• **PROBLEM TO SOLVE**
Check every line of the entries that follow, and copy the ones containing "slope".

• **INPUT DATA**
☆ ☆ ☆ ☆ ☆

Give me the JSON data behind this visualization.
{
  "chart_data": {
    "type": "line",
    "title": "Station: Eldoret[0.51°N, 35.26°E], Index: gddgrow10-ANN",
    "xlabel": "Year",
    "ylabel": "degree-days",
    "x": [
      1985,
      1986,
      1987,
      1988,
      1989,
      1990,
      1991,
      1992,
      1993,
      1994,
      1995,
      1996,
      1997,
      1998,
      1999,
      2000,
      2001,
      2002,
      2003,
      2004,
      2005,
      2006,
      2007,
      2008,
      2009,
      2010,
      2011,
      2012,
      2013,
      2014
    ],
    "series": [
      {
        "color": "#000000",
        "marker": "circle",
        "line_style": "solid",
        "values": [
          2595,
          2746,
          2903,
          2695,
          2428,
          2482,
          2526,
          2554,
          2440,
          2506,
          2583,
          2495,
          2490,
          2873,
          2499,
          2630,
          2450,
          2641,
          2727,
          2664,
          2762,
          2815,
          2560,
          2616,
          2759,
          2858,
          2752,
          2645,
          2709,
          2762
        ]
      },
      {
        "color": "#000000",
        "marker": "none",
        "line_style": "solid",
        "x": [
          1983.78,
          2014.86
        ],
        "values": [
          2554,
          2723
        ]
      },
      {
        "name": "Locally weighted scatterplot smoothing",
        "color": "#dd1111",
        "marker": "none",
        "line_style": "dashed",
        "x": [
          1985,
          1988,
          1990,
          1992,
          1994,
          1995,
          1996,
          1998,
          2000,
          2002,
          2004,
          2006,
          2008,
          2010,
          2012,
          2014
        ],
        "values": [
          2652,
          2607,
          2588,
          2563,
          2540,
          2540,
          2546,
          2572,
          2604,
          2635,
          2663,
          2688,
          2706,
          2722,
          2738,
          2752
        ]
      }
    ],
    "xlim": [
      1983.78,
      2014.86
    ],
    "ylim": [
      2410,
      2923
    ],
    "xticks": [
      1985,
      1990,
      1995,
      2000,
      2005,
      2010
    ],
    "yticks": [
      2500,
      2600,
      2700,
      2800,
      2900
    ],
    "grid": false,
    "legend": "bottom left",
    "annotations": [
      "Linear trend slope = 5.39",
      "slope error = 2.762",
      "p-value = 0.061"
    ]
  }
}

☆ ☆ ☆ ☆ ☆

• **CORRECT OUTPUT**
      "Linear trend slope = 5.39",
      "slope error = 2.762",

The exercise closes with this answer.